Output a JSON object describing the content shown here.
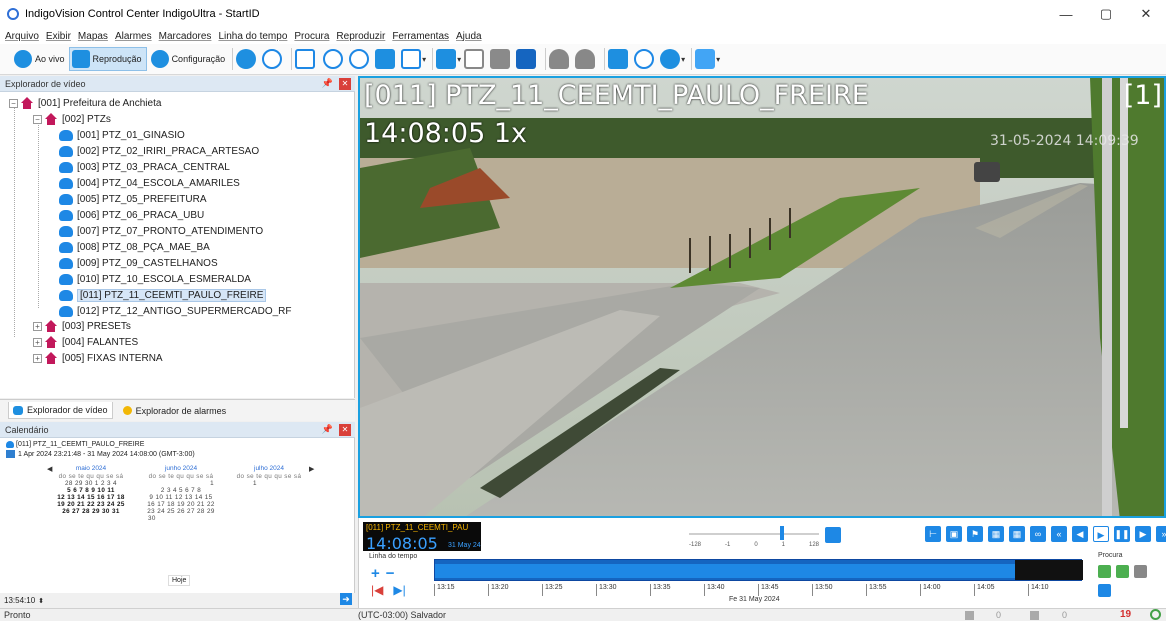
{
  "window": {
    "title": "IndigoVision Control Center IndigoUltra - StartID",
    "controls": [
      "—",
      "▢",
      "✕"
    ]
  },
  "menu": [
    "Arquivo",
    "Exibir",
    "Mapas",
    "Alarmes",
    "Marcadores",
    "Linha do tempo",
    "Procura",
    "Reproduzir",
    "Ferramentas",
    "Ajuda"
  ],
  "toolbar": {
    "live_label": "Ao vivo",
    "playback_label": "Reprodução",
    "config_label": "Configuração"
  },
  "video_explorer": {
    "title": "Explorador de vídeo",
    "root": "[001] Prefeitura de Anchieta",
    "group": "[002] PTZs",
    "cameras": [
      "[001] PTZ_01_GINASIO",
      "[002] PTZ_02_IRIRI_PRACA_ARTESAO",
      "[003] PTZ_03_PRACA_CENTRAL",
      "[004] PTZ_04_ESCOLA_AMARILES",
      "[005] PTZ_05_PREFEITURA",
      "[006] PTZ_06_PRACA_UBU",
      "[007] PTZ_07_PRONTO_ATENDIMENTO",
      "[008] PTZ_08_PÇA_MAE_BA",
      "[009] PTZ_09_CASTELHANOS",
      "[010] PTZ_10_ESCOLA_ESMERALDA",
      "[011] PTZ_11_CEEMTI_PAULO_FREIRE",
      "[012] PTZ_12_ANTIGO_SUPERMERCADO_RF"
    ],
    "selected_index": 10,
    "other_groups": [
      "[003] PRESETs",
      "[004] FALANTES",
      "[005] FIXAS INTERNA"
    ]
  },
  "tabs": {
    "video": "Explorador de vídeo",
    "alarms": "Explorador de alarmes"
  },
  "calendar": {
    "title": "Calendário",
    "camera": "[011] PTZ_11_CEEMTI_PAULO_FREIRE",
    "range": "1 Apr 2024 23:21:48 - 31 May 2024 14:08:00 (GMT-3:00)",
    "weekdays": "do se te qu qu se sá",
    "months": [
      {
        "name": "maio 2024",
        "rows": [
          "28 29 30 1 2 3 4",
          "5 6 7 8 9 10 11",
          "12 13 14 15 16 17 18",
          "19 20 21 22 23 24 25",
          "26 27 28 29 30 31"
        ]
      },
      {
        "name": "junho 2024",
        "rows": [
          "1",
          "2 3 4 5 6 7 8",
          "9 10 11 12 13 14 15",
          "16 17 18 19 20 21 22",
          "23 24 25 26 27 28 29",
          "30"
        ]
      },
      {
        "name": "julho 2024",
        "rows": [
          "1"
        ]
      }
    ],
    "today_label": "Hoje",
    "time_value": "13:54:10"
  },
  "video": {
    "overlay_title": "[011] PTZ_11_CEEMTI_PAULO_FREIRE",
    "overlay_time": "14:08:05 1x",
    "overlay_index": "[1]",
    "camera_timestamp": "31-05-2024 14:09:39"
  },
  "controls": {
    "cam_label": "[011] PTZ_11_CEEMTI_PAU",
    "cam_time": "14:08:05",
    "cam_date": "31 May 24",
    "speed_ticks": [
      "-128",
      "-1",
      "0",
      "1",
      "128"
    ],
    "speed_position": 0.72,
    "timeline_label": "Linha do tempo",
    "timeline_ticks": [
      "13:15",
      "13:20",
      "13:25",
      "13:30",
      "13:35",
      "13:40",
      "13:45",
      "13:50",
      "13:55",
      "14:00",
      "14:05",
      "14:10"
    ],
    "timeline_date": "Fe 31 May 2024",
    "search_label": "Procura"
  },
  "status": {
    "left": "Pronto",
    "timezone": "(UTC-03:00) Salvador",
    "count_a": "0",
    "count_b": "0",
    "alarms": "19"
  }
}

Goal: Repeat all of the records verbatim, leaving out the pictures.

Output of the exercise:
Output a JSON object describing the content shown here.
{
  "window": {
    "title": "IndigoVision Control Center IndigoUltra - StartID",
    "controls": [
      "—",
      "▢",
      "✕"
    ]
  },
  "menu": [
    "Arquivo",
    "Exibir",
    "Mapas",
    "Alarmes",
    "Marcadores",
    "Linha do tempo",
    "Procura",
    "Reproduzir",
    "Ferramentas",
    "Ajuda"
  ],
  "toolbar": {
    "live_label": "Ao vivo",
    "playback_label": "Reprodução",
    "config_label": "Configuração"
  },
  "video_explorer": {
    "title": "Explorador de vídeo",
    "root": "[001] Prefeitura de Anchieta",
    "group": "[002] PTZs",
    "cameras": [
      "[001] PTZ_01_GINASIO",
      "[002] PTZ_02_IRIRI_PRACA_ARTESAO",
      "[003] PTZ_03_PRACA_CENTRAL",
      "[004] PTZ_04_ESCOLA_AMARILES",
      "[005] PTZ_05_PREFEITURA",
      "[006] PTZ_06_PRACA_UBU",
      "[007] PTZ_07_PRONTO_ATENDIMENTO",
      "[008] PTZ_08_PÇA_MAE_BA",
      "[009] PTZ_09_CASTELHANOS",
      "[010] PTZ_10_ESCOLA_ESMERALDA",
      "[011] PTZ_11_CEEMTI_PAULO_FREIRE",
      "[012] PTZ_12_ANTIGO_SUPERMERCADO_RF"
    ],
    "selected_index": 10,
    "other_groups": [
      "[003] PRESETs",
      "[004] FALANTES",
      "[005] FIXAS INTERNA"
    ]
  },
  "tabs": {
    "video": "Explorador de vídeo",
    "alarms": "Explorador de alarmes"
  },
  "calendar": {
    "title": "Calendário",
    "camera": "[011] PTZ_11_CEEMTI_PAULO_FREIRE",
    "range": "1 Apr 2024 23:21:48 - 31 May 2024 14:08:00 (GMT-3:00)",
    "weekdays": "do se te qu qu se sá",
    "months": [
      {
        "name": "maio 2024",
        "rows": [
          "28 29 30 1 2 3 4",
          "5 6 7 8 9 10 11",
          "12 13 14 15 16 17 18",
          "19 20 21 22 23 24 25",
          "26 27 28 29 30 31"
        ]
      },
      {
        "name": "junho 2024",
        "rows": [
          "1",
          "2 3 4 5 6 7 8",
          "9 10 11 12 13 14 15",
          "16 17 18 19 20 21 22",
          "23 24 25 26 27 28 29",
          "30"
        ]
      },
      {
        "name": "julho 2024",
        "rows": [
          "1"
        ]
      }
    ],
    "today_label": "Hoje",
    "time_value": "13:54:10"
  },
  "video": {
    "overlay_title": "[011] PTZ_11_CEEMTI_PAULO_FREIRE",
    "overlay_time": "14:08:05 1x",
    "overlay_index": "[1]",
    "camera_timestamp": "31-05-2024 14:09:39"
  },
  "controls": {
    "cam_label": "[011] PTZ_11_CEEMTI_PAU",
    "cam_time": "14:08:05",
    "cam_date": "31 May 24",
    "speed_ticks": [
      "-128",
      "-1",
      "0",
      "1",
      "128"
    ],
    "speed_position": 0.72,
    "timeline_label": "Linha do tempo",
    "timeline_ticks": [
      "13:15",
      "13:20",
      "13:25",
      "13:30",
      "13:35",
      "13:40",
      "13:45",
      "13:50",
      "13:55",
      "14:00",
      "14:05",
      "14:10"
    ],
    "timeline_date": "Fe 31 May 2024",
    "search_label": "Procura"
  },
  "status": {
    "left": "Pronto",
    "timezone": "(UTC-03:00) Salvador",
    "count_a": "0",
    "count_b": "0",
    "alarms": "19"
  }
}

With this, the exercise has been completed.